_To do_: Exactly as written, retype the listing below, omitting the pictures.

_Task material_:
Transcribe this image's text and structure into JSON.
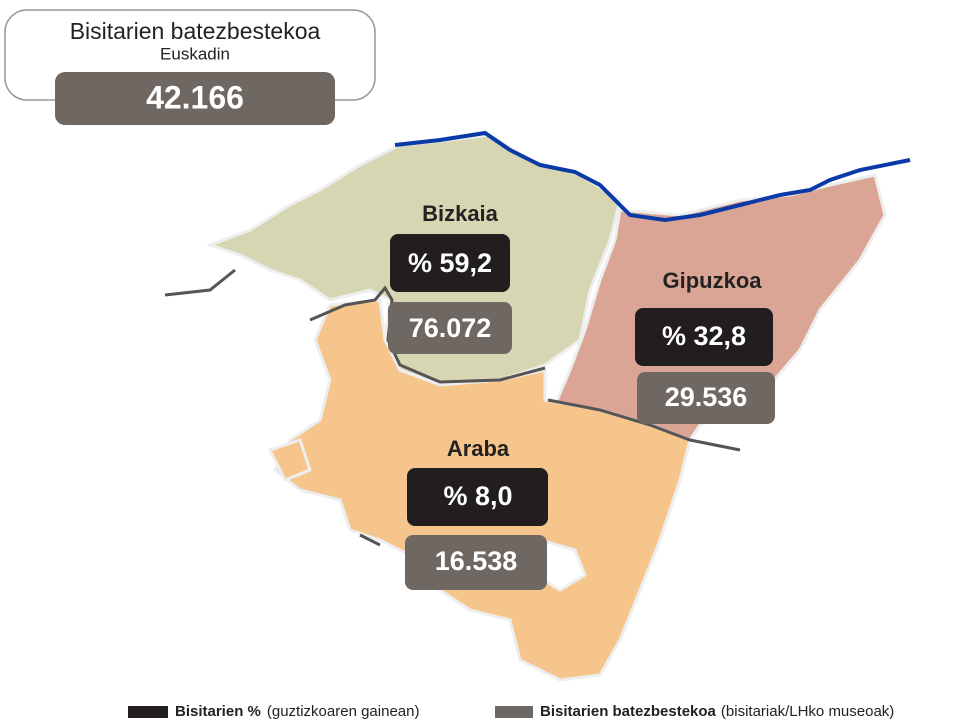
{
  "header": {
    "title": "Bisitarien batezbestekoa",
    "subtitle": "Euskadin",
    "value": "42.166"
  },
  "regions": [
    {
      "name": "Bizkaia",
      "percent": "% 59,2",
      "average": "76.072"
    },
    {
      "name": "Gipuzkoa",
      "percent": "% 32,8",
      "average": "29.536"
    },
    {
      "name": "Araba",
      "percent": "% 8,0",
      "average": "16.538"
    }
  ],
  "legend": [
    {
      "label": "Bisitarien %",
      "note": "(guztizkoaren gainean)"
    },
    {
      "label": "Bisitarien batezbestekoa",
      "note": "(bisitariak/LHko museoak)"
    }
  ]
}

_The answer_:
Transcribe this image's text and structure into JSON.
{
  "header": {
    "title": "Bisitarien batezbestekoa",
    "subtitle": "Euskadin",
    "value": "42.166"
  },
  "regions": [
    {
      "name": "Bizkaia",
      "percent": "% 59,2",
      "average": "76.072"
    },
    {
      "name": "Gipuzkoa",
      "percent": "% 32,8",
      "average": "29.536"
    },
    {
      "name": "Araba",
      "percent": "% 8,0",
      "average": "16.538"
    }
  ],
  "legend": [
    {
      "label": "Bisitarien %",
      "note": "(guztizkoaren gainean)"
    },
    {
      "label": "Bisitarien batezbestekoa",
      "note": "(bisitariak/LHko museoak)"
    }
  ]
}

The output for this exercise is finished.